— Start —
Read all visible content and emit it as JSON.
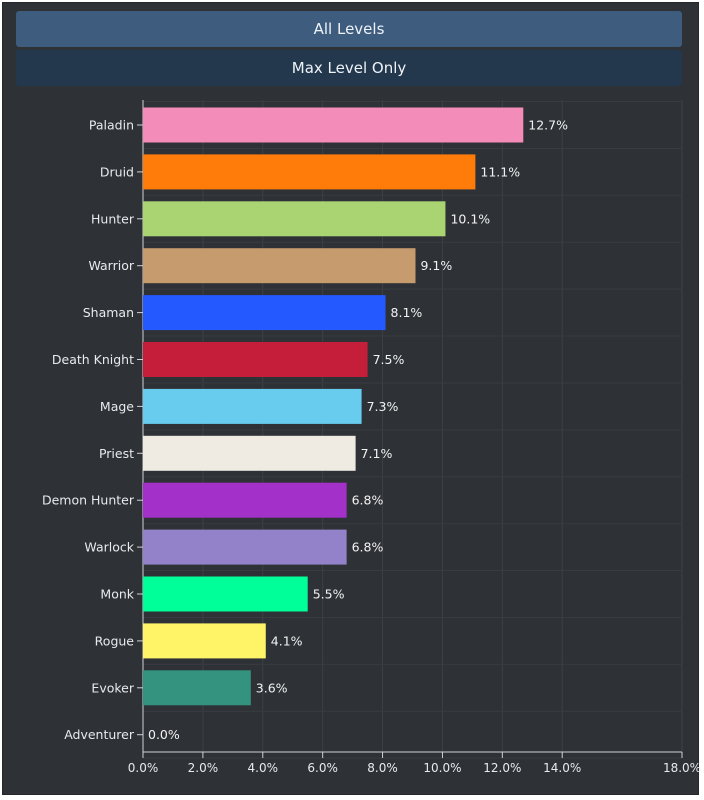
{
  "tabs": {
    "all_levels": "All Levels",
    "max_level_only": "Max Level Only"
  },
  "chart_data": {
    "type": "bar",
    "orientation": "horizontal",
    "title": "",
    "xlabel": "",
    "ylabel": "",
    "xlim": [
      0,
      18
    ],
    "x_ticks": [
      "0.0%",
      "2.0%",
      "4.0%",
      "6.0%",
      "8.0%",
      "10.0%",
      "12.0%",
      "14.0%",
      "18.0%"
    ],
    "x_tick_values": [
      0,
      2,
      4,
      6,
      8,
      10,
      12,
      14,
      18
    ],
    "grid": true,
    "categories": [
      "Paladin",
      "Druid",
      "Hunter",
      "Warrior",
      "Shaman",
      "Death Knight",
      "Mage",
      "Priest",
      "Demon Hunter",
      "Warlock",
      "Monk",
      "Rogue",
      "Evoker",
      "Adventurer"
    ],
    "values": [
      12.7,
      11.1,
      10.1,
      9.1,
      8.1,
      7.5,
      7.3,
      7.1,
      6.8,
      6.8,
      5.5,
      4.1,
      3.6,
      0.0
    ],
    "value_labels": [
      "12.7%",
      "11.1%",
      "10.1%",
      "9.1%",
      "8.1%",
      "7.5%",
      "7.3%",
      "7.1%",
      "6.8%",
      "6.8%",
      "5.5%",
      "4.1%",
      "3.6%",
      "0.0%"
    ],
    "colors": [
      "#f48cba",
      "#ff7c0a",
      "#aad372",
      "#c69b6d",
      "#2359ff",
      "#c41e3a",
      "#68ccef",
      "#efebe2",
      "#a330c9",
      "#9382c9",
      "#00ff98",
      "#fff468",
      "#33937f",
      "#808080"
    ]
  }
}
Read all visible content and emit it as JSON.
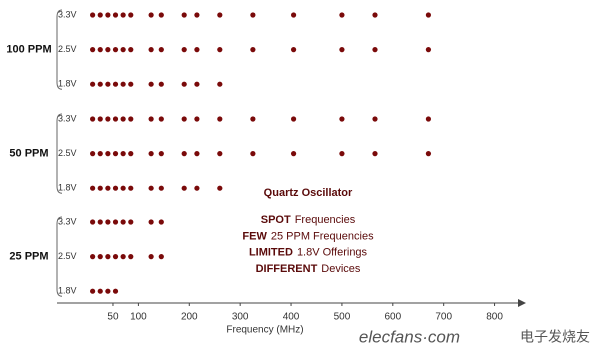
{
  "chart_data": {
    "type": "dot-matrix",
    "xlabel": "Frequency (MHz)",
    "xlim": [
      -60,
      850
    ],
    "xticks": [
      50,
      100,
      200,
      300,
      400,
      500,
      600,
      700,
      800
    ],
    "color": "#7a0a0a",
    "groups": [
      {
        "label": "100 PPM",
        "rows": [
          {
            "label": "3.3V",
            "x": [
              10,
              25,
              40,
              55,
              70,
              85,
              125,
              145,
              190,
              215,
              260,
              325,
              405,
              500,
              565,
              670
            ]
          },
          {
            "label": "2.5V",
            "x": [
              10,
              25,
              40,
              55,
              70,
              85,
              125,
              145,
              190,
              215,
              260,
              325,
              405,
              500,
              565,
              670
            ]
          },
          {
            "label": "1.8V",
            "x": [
              10,
              25,
              40,
              55,
              70,
              85,
              125,
              145,
              190,
              215,
              260
            ]
          }
        ]
      },
      {
        "label": "50 PPM",
        "rows": [
          {
            "label": "3.3V",
            "x": [
              10,
              25,
              40,
              55,
              70,
              85,
              125,
              145,
              190,
              215,
              260,
              325,
              405,
              500,
              565,
              670
            ]
          },
          {
            "label": "2.5V",
            "x": [
              10,
              25,
              40,
              55,
              70,
              85,
              125,
              145,
              190,
              215,
              260,
              325,
              405,
              500,
              565,
              670
            ]
          },
          {
            "label": "1.8V",
            "x": [
              10,
              25,
              40,
              55,
              70,
              85,
              125,
              145,
              190,
              215,
              260
            ]
          }
        ]
      },
      {
        "label": "25 PPM",
        "rows": [
          {
            "label": "3.3V",
            "x": [
              10,
              25,
              40,
              55,
              70,
              85,
              125,
              145
            ]
          },
          {
            "label": "2.5V",
            "x": [
              10,
              25,
              40,
              55,
              70,
              85,
              125,
              145
            ]
          },
          {
            "label": "1.8V",
            "x": [
              10,
              25,
              40,
              55
            ]
          }
        ]
      }
    ],
    "annotation": {
      "title": "Quartz Oscillator",
      "lines": [
        {
          "bold": "SPOT",
          "text": "Frequencies"
        },
        {
          "bold": "FEW",
          "text": "25 PPM Frequencies"
        },
        {
          "bold": "LIMITED",
          "text": "1.8V Offerings"
        },
        {
          "bold": "DIFFERENT",
          "text": "Devices"
        }
      ]
    },
    "watermark": {
      "site": "elecfans·com",
      "brand": "电子发烧友"
    }
  }
}
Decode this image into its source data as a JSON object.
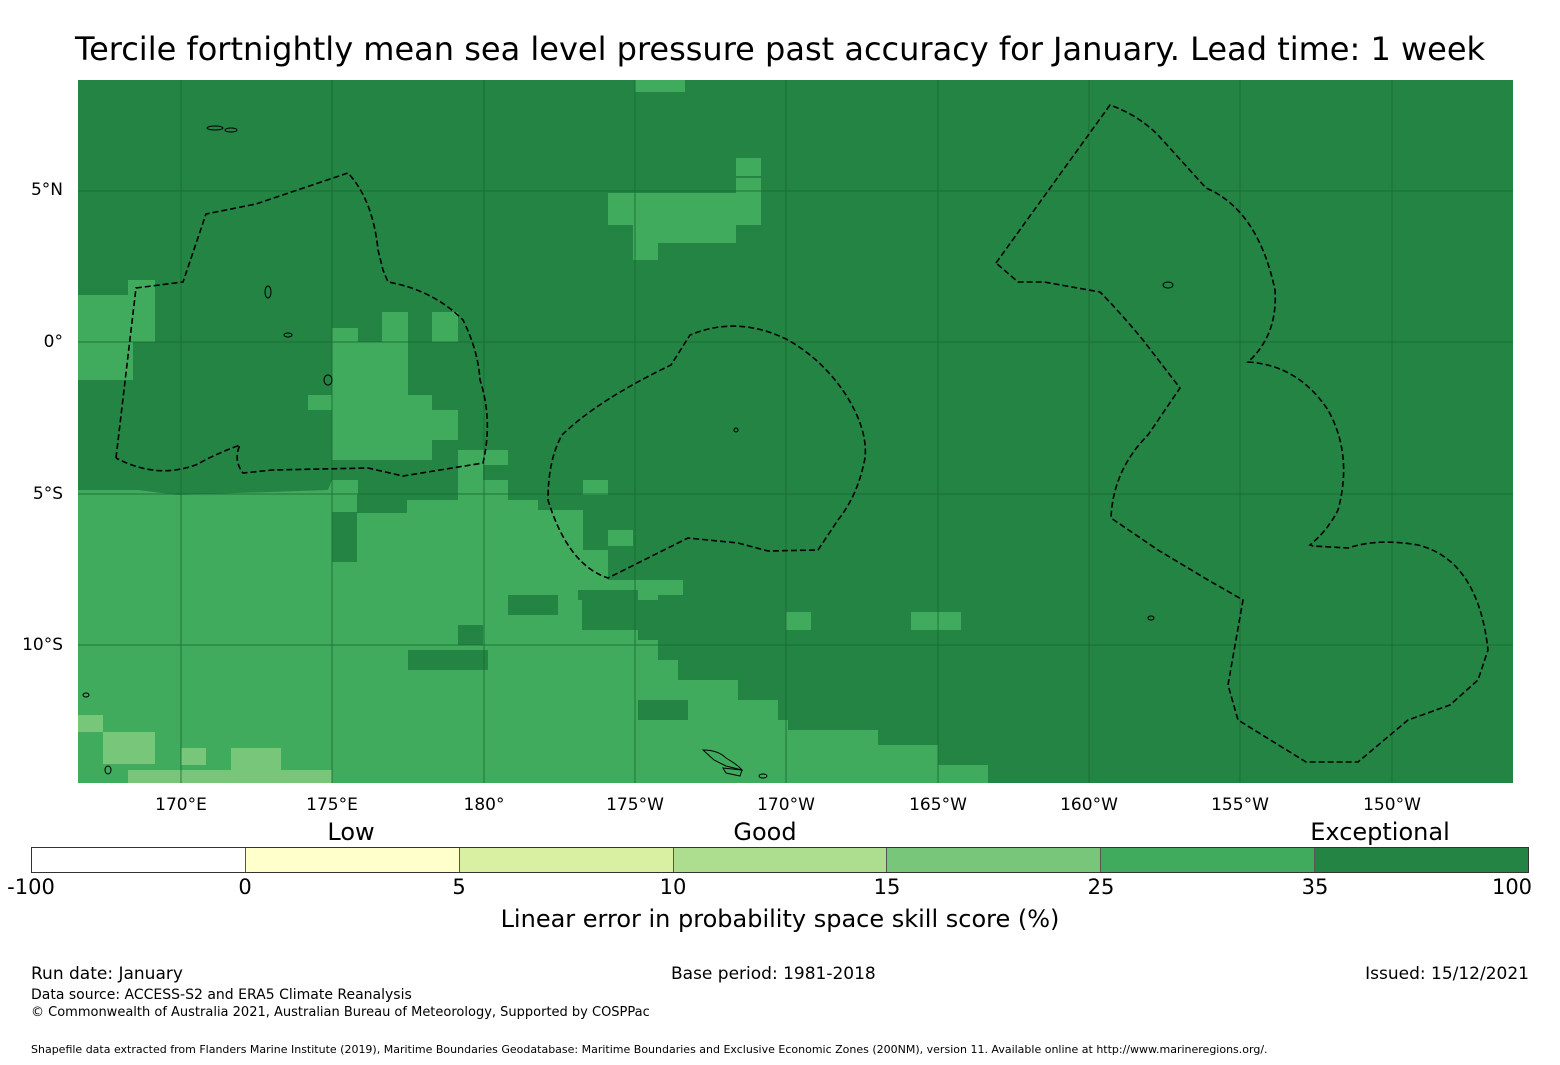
{
  "title": "Tercile fortnightly mean sea level pressure past accuracy for January. Lead time: 1 week",
  "map": {
    "lat_labels": [
      "5°N",
      "0°",
      "5°S",
      "10°S"
    ],
    "lon_labels": [
      "170°E",
      "175°E",
      "180°",
      "175°W",
      "170°W",
      "165°W",
      "160°W",
      "155°W",
      "150°W"
    ],
    "colors": {
      "very_high": "#238443",
      "high": "#41ab5d",
      "medium": "#78c679",
      "land": "#ffffff",
      "boundary": "#000000",
      "gridline": "#1a6634"
    }
  },
  "colorbar": {
    "categories": [
      "Low",
      "Good",
      "Exceptional"
    ],
    "ticks": [
      "-100",
      "0",
      "5",
      "10",
      "15",
      "25",
      "35",
      "100"
    ],
    "colors": [
      "#ffffff",
      "#ffffcc",
      "#d9f0a3",
      "#addd8e",
      "#78c679",
      "#41ab5d",
      "#238443"
    ],
    "label": "Linear error in probability space skill score (%)"
  },
  "footer": {
    "run_date": "Run date: January",
    "base_period": "Base period: 1981-2018",
    "issued": "Issued: 15/12/2021",
    "data_source": "Data source: ACCESS-S2 and ERA5 Climate Reanalysis",
    "copyright": "© Commonwealth of Australia 2021, Australian Bureau of Meteorology, Supported by COSPPac",
    "shapefile": "Shapefile data extracted from Flanders Marine Institute (2019), Maritime Boundaries Geodatabase: Maritime Boundaries and Exclusive Economic Zones (200NM), version 11. Available online at http://www.marineregions.org/."
  }
}
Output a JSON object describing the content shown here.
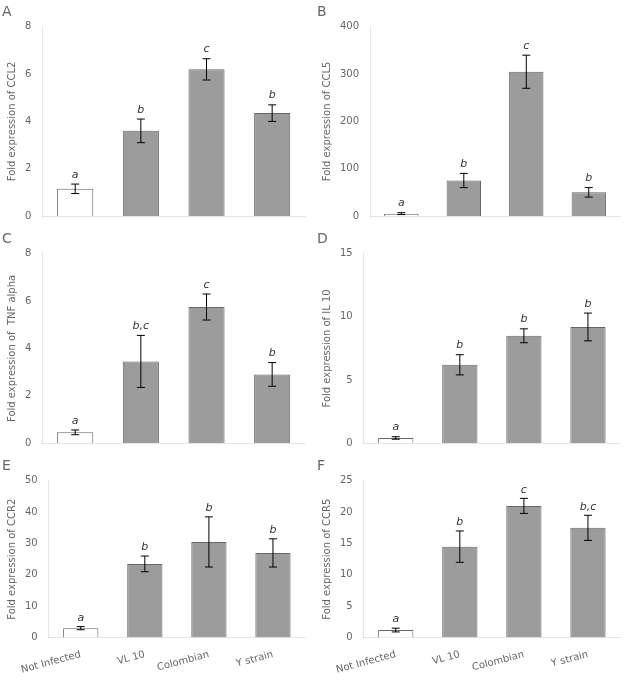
{
  "chart_data": [
    {
      "type": "bar",
      "title": "A",
      "ylabel": "Fold expression of CCL2",
      "categories": [
        "Not Infected",
        "VL 10",
        "Colombian",
        "Y strain"
      ],
      "values": [
        1.15,
        3.6,
        6.2,
        4.35
      ],
      "errors": [
        0.2,
        0.5,
        0.45,
        0.35
      ],
      "annotations": [
        "a",
        "b",
        "c",
        "b"
      ],
      "colors": [
        "#ffffff",
        "#9c9c9c",
        "#9c9c9c",
        "#9c9c9c"
      ],
      "ylim": [
        0,
        8
      ],
      "yticks": [
        0,
        2,
        4,
        6,
        8
      ],
      "grid": false,
      "tick_labels": "y"
    },
    {
      "type": "bar",
      "title": "B",
      "ylabel": "Fold expression of CCL5",
      "categories": [
        "Not Infected",
        "VL 10",
        "Colombian",
        "Y strain"
      ],
      "values": [
        5,
        75,
        305,
        50
      ],
      "errors": [
        2,
        15,
        35,
        10
      ],
      "annotations": [
        "a",
        "b",
        "c",
        "b"
      ],
      "colors": [
        "#ffffff",
        "#9c9c9c",
        "#9c9c9c",
        "#9c9c9c"
      ],
      "ylim": [
        0,
        400
      ],
      "yticks": [
        0,
        100,
        200,
        300,
        400
      ],
      "grid": false,
      "tick_labels": "y"
    },
    {
      "type": "bar",
      "title": "C",
      "ylabel": "Fold expression of  TNF alpha",
      "categories": [
        "Not Infected",
        "VL 10",
        "Colombian",
        "Y strain"
      ],
      "values": [
        0.45,
        3.45,
        5.75,
        2.9
      ],
      "errors": [
        0.1,
        1.1,
        0.55,
        0.5
      ],
      "annotations": [
        "a",
        "b,c",
        "c",
        "b"
      ],
      "colors": [
        "#ffffff",
        "#9c9c9c",
        "#9c9c9c",
        "#9c9c9c"
      ],
      "ylim": [
        0,
        8
      ],
      "yticks": [
        0,
        2,
        4,
        6,
        8
      ],
      "grid": false,
      "tick_labels": "y"
    },
    {
      "type": "bar",
      "title": "D",
      "ylabel": "Fold expression of IL 10",
      "categories": [
        "Not Infected",
        "VL 10",
        "Colombian",
        "Y strain"
      ],
      "values": [
        0.4,
        6.2,
        8.5,
        9.2
      ],
      "errors": [
        0.1,
        0.8,
        0.55,
        1.1
      ],
      "annotations": [
        "a",
        "b",
        "b",
        "b"
      ],
      "colors": [
        "#ffffff",
        "#9c9c9c",
        "#9c9c9c",
        "#9c9c9c"
      ],
      "ylim": [
        0,
        15
      ],
      "yticks": [
        0,
        5,
        10,
        15
      ],
      "grid": false,
      "tick_labels": "y"
    },
    {
      "type": "bar",
      "title": "E",
      "ylabel": "Fold expression of CCR2",
      "categories": [
        "Not Infected",
        "VL 10",
        "Colombian",
        "Y strain"
      ],
      "values": [
        3.0,
        23.5,
        30.5,
        27.0
      ],
      "errors": [
        0.5,
        2.5,
        8.0,
        4.5
      ],
      "annotations": [
        "a",
        "b",
        "b",
        "b"
      ],
      "colors": [
        "#ffffff",
        "#9c9c9c",
        "#9c9c9c",
        "#9c9c9c"
      ],
      "ylim": [
        0,
        50
      ],
      "yticks": [
        0,
        10,
        20,
        30,
        40,
        50
      ],
      "grid": false
    },
    {
      "type": "bar",
      "title": "F",
      "ylabel": "Fold expression of CCR5",
      "categories": [
        "Not Infected",
        "VL 10",
        "Colombian",
        "Y strain"
      ],
      "values": [
        1.2,
        14.5,
        21.0,
        17.5
      ],
      "errors": [
        0.3,
        2.5,
        1.2,
        2.0
      ],
      "annotations": [
        "a",
        "b",
        "c",
        "b,c"
      ],
      "colors": [
        "#ffffff",
        "#9c9c9c",
        "#9c9c9c",
        "#9c9c9c"
      ],
      "ylim": [
        0,
        25
      ],
      "yticks": [
        0,
        5,
        10,
        15,
        20,
        25
      ],
      "grid": false
    }
  ]
}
— End —
Work instructions -
Pull out every line of the entries that includes the word "bold".

Task solution -
          "bold": "SPOT",
          "bold": "FEW",
          "bold": "LIMITED",
          "bold": "DIFFERENT",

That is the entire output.